Given task
Transcribe the records below exactly as they appear, omitting any pictures.

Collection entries

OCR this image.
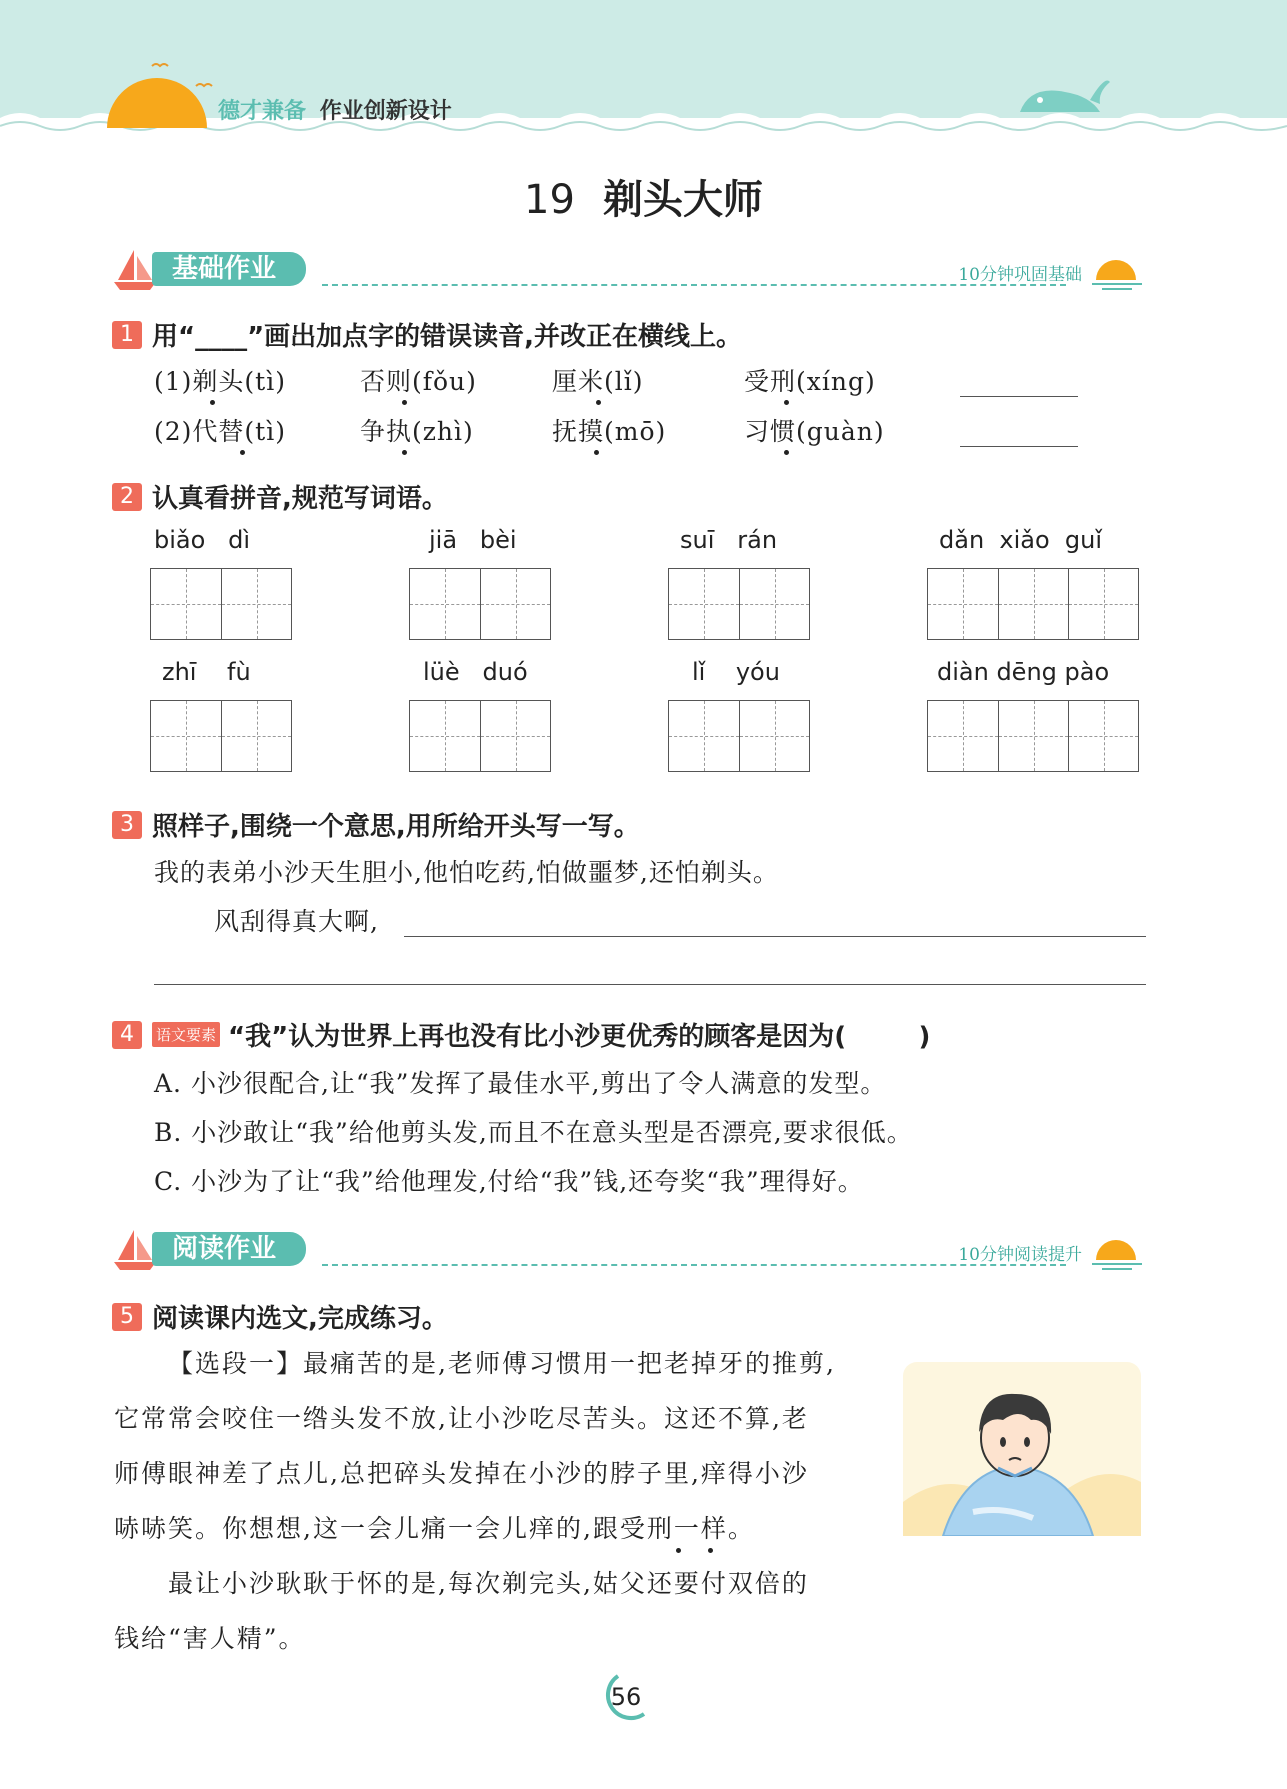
德才兼备 作业创新设计
19 剃头大师
基础作业	10分钟巩固基础
1 用“____”画出加点字的错误读音,并改正在横线上。
(1)剃头(tì)	否则(fǒu)	厘米(lǐ)	受刑(xíng)
(2)代替(tì)	争执(zhì)	抚摸(mō)	习惯(guàn)
2 认真看拼音,规范写词语。
biǎo   dì	jiā   bèi	suī   rán	dǎn  xiǎo  guǐ
zhī    fù	lüè   duó	lǐ    yóu	diàn dēng pào
3 照样子,围绕一个意思,用所给开头写一写。
我的表弟小沙天生胆小,他怕吃药,怕做噩梦,还怕剃头。
风刮得真大啊,
4 语文要素 “我”认为世界上再也没有比小沙更优秀的顾客是因为(        )
A. 小沙很配合,让“我”发挥了最佳水平,剪出了令人满意的发型。
B. 小沙敢让“我”给他剪头发,而且不在意头型是否漂亮,要求很低。
C. 小沙为了让“我”给他理发,付给“我”钱,还夸奖“我”理得好。
阅读作业	10分钟阅读提升
5 阅读课内选文,完成练习。
【选段一】最痛苦的是,老师傅习惯用一把老掉牙的推剪,
它常常会咬住一绺头发不放,让小沙吃尽苦头。这还不算,老
师傅眼神差了点儿,总把碎头发掉在小沙的脖子里,痒得小沙
哧哧笑。你想想,这一会儿痛一会儿痒的,跟受刑一样。
最让小沙耿耿于怀的是,每次剃完头,姑父还要付双倍的
钱给“害人精”。
56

Solution below
OCR this image.
德才兼备 作业创新设计
19 剃头大师
基础作业	10分钟巩固基础
1 用“____”画出加点字的错误读音,并改正在横线上。
(1)剃头(tì)	否则(fǒu)	厘米(lǐ)	受刑(xíng)
(2)代替(tì)	争执(zhì)	抚摸(mō)	习惯(guàn)
2 认真看拼音,规范写词语。
biǎo   dì	jiā   bèi	suī   rán	dǎn  xiǎo  guǐ
zhī    fù	lüè   duó	lǐ    yóu	diàn dēng pào
3 照样子,围绕一个意思,用所给开头写一写。
我的表弟小沙天生胆小,他怕吃药,怕做噩梦,还怕剃头。
风刮得真大啊,
4 语文要素 “我”认为世界上再也没有比小沙更优秀的顾客是因为(        )
A. 小沙很配合,让“我”发挥了最佳水平,剪出了令人满意的发型。
B. 小沙敢让“我”给他剪头发,而且不在意头型是否漂亮,要求很低。
C. 小沙为了让“我”给他理发,付给“我”钱,还夸奖“我”理得好。
阅读作业	10分钟阅读提升
5 阅读课内选文,完成练习。
【选段一】最痛苦的是,老师傅习惯用一把老掉牙的推剪,
它常常会咬住一绺头发不放,让小沙吃尽苦头。这还不算,老
师傅眼神差了点儿,总把碎头发掉在小沙的脖子里,痒得小沙
哧哧笑。你想想,这一会儿痛一会儿痒的,跟受刑一样。
最让小沙耿耿于怀的是,每次剃完头,姑父还要付双倍的
钱给“害人精”。
56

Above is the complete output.